**Exercise objective**
Find the string "this" in the listing and report every line that has it.

START Listed records

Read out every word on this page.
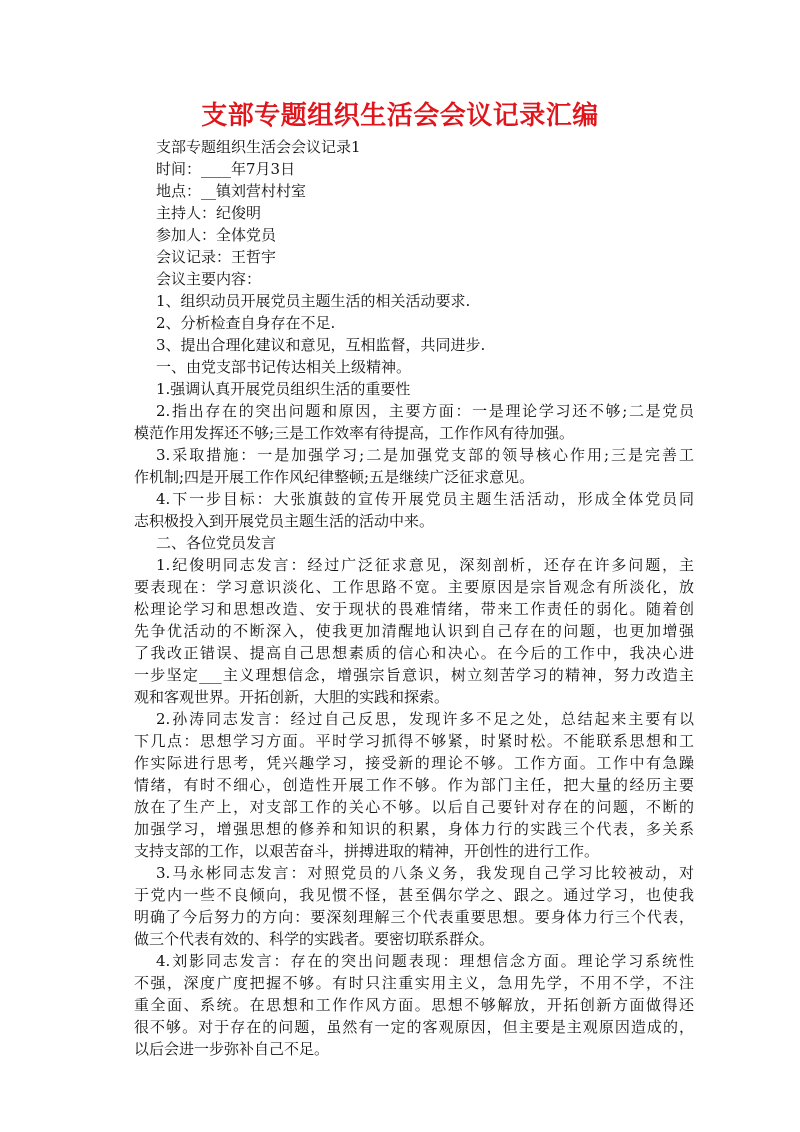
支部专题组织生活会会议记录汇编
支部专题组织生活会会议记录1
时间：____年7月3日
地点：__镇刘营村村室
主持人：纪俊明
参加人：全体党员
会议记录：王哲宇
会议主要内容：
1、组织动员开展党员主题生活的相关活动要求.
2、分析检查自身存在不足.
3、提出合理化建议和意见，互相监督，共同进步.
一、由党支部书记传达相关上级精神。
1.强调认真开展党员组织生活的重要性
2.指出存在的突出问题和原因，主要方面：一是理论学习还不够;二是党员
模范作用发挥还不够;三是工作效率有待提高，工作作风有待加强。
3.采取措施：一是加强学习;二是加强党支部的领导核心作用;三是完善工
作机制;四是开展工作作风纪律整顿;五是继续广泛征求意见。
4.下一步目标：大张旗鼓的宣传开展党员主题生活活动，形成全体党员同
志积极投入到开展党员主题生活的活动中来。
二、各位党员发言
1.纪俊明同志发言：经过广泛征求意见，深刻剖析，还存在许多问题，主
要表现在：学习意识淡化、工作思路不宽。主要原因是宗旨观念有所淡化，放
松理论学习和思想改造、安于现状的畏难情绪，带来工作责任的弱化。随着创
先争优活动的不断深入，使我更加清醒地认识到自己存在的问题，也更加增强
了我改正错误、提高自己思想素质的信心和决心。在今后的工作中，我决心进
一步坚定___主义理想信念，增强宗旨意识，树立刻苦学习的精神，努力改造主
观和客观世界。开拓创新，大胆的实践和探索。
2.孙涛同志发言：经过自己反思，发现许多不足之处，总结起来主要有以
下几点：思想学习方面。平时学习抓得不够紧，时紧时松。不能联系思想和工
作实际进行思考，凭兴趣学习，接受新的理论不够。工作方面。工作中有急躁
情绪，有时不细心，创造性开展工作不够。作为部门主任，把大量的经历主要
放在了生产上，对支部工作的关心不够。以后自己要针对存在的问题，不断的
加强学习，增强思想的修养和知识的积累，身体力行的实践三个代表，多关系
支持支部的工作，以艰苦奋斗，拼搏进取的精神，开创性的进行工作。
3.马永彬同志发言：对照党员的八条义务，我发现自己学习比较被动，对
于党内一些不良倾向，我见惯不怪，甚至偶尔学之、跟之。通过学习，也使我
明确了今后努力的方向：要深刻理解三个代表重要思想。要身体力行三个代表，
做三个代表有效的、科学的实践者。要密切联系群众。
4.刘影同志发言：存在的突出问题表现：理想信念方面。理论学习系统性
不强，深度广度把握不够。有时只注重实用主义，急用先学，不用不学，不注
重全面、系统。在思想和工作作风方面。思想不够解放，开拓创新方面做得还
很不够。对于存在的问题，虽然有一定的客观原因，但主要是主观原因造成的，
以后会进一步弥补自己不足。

END Listed records
START Listed records

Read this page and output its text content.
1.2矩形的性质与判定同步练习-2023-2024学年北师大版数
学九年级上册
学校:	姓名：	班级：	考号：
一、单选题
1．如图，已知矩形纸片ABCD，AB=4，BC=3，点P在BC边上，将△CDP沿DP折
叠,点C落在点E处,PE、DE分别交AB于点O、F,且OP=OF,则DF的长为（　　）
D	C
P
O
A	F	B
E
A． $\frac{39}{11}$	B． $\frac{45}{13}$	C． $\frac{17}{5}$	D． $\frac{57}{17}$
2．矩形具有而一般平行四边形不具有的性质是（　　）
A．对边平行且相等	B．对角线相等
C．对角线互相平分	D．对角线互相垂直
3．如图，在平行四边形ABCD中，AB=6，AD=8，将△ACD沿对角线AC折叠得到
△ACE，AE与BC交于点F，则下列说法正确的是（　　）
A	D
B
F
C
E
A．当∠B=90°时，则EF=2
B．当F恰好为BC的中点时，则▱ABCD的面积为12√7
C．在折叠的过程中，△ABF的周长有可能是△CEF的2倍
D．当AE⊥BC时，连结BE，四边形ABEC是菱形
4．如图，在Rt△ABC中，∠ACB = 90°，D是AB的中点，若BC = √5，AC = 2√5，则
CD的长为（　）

END Listed records

**Written response**
Read out every word on this page.
Read this page and output its text content.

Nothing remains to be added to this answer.